Records excerpted from a collection
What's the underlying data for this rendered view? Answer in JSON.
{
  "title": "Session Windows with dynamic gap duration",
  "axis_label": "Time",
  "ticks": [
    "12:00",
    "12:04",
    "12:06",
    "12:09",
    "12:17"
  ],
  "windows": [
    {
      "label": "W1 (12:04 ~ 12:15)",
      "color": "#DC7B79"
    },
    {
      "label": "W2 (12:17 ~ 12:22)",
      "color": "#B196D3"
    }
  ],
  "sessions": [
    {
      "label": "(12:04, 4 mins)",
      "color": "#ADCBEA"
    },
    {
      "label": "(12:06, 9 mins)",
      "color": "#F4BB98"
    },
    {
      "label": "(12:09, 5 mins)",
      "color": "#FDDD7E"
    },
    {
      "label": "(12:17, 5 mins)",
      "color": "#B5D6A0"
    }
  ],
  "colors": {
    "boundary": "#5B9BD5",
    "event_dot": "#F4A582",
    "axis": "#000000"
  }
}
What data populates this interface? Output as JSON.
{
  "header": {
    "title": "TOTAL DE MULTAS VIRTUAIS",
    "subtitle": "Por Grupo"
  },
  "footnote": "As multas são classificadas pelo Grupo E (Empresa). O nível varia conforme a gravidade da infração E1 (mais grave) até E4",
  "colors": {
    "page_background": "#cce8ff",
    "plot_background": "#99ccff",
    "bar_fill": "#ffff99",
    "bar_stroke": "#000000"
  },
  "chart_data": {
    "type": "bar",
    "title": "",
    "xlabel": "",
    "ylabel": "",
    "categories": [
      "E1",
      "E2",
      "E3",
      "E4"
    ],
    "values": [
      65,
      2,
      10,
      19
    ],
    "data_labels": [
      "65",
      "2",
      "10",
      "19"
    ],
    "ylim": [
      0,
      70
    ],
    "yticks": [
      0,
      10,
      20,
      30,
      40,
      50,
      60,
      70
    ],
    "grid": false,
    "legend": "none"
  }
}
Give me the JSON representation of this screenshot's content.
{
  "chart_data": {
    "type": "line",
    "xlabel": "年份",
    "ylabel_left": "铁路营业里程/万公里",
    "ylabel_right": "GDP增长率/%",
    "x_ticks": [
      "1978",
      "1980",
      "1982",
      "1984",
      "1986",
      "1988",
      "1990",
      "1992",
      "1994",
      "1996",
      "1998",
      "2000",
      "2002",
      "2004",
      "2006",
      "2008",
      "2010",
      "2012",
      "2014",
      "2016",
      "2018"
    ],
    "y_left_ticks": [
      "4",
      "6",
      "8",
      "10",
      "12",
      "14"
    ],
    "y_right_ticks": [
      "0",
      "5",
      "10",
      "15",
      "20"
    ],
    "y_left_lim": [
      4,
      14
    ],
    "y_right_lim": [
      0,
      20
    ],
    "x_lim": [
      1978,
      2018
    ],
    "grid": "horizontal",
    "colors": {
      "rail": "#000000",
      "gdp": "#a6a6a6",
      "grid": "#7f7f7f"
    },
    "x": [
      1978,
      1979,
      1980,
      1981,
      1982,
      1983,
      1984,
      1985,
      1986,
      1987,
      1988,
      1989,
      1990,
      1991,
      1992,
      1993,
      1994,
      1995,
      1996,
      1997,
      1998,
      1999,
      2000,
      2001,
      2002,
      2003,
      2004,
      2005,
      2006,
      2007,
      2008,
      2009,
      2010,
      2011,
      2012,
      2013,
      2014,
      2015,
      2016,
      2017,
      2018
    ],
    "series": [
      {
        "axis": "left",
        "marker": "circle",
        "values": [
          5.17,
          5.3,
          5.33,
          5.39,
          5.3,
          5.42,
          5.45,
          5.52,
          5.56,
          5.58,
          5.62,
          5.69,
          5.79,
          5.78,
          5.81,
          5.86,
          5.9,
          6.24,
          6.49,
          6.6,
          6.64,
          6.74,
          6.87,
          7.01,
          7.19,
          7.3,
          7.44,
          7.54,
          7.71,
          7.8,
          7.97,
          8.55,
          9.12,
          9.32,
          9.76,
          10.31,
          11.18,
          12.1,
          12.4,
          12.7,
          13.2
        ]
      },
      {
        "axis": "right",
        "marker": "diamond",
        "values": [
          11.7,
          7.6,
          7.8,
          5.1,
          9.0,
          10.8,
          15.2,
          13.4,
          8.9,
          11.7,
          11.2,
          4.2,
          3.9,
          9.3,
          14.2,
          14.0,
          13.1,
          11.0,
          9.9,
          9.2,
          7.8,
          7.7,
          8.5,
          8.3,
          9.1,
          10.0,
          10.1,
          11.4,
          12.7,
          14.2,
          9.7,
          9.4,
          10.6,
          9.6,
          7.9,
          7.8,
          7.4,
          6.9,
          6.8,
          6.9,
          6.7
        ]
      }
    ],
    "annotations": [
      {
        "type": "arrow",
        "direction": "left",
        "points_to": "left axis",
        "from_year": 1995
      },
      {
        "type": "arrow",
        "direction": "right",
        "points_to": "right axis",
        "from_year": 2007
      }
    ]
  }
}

# [Exercise details]
From the entries above, copy every line containing the word "grid".

# [Output of the exercise]
    "grid": false,
    "grid": "horizontal",
      "grid": "#7f7f7f"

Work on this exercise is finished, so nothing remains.